TASK
Go through the lines below and copy each one that holds the string "Eclectic".
## start
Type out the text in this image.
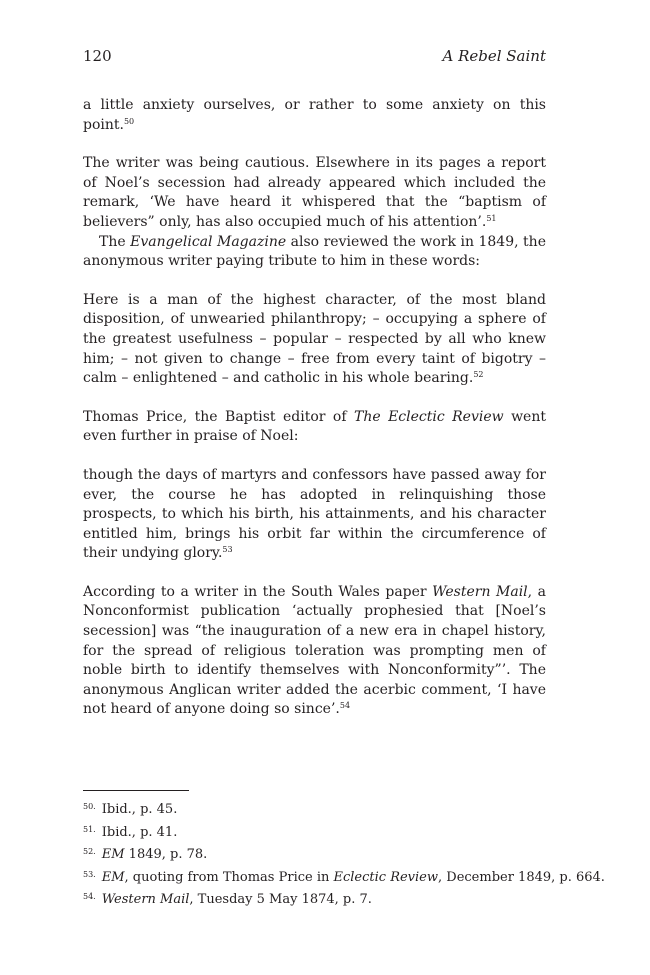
120	A Rebel Saint

a little anxiety ourselves, or rather to some anxiety on this point.$^{50}$

The writer was being cautious. Elsewhere in its pages a report of Noel’s secession had already appeared which included the remark, ‘We have heard it whispered that the “baptism of believers” only, has also occupied much of his attention’.$^{51}$

The Evangelical Magazine also reviewed the work in 1849, the anonymous writer paying tribute to him in these words:

Here is a man of the highest character, of the most bland disposition, of unwearied philanthropy; – occupying a sphere of the greatest usefulness – popular – respected by all who knew him; – not given to change – free from every taint of bigotry – calm – enlightened – and catholic in his whole bearing.$^{52}$

Thomas Price, the Baptist editor of The Eclectic Review went even further in praise of Noel:

though the days of martyrs and confessors have passed away for ever, the course he has adopted in relinquishing those prospects, to which his birth, his attainments, and his character entitled him, brings his orbit far within the circumference of their undying glory.$^{53}$

According to a writer in the South Wales paper Western Mail, a Nonconformist publication ‘actually prophesied that [Noel’s secession] was “the inauguration of a new era in chapel history, for the spread of religious toleration was prompting men of noble birth to identify themselves with Nonconformity”’. The anonymous Anglican writer added the acerbic comment, ‘I have not heard of anyone doing so since’.$^{54}$

$^{50.}$ Ibid., p. 45.
$^{51.}$ Ibid., p. 41.
$^{52.}$ EM 1849, p. 78.
$^{53.}$ EM, quoting from Thomas Price in Eclectic Review, December 1849, p. 664.
$^{54.}$ Western Mail, Tuesday 5 May 1874, p. 7.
## end
SOLVED PROBLEM
Thomas Price, the Baptist editor of The Eclectic Review went even further in praise of Noel:
$^{53.}$ EM, quoting from Thomas Price in Eclectic Review, December 1849, p. 664.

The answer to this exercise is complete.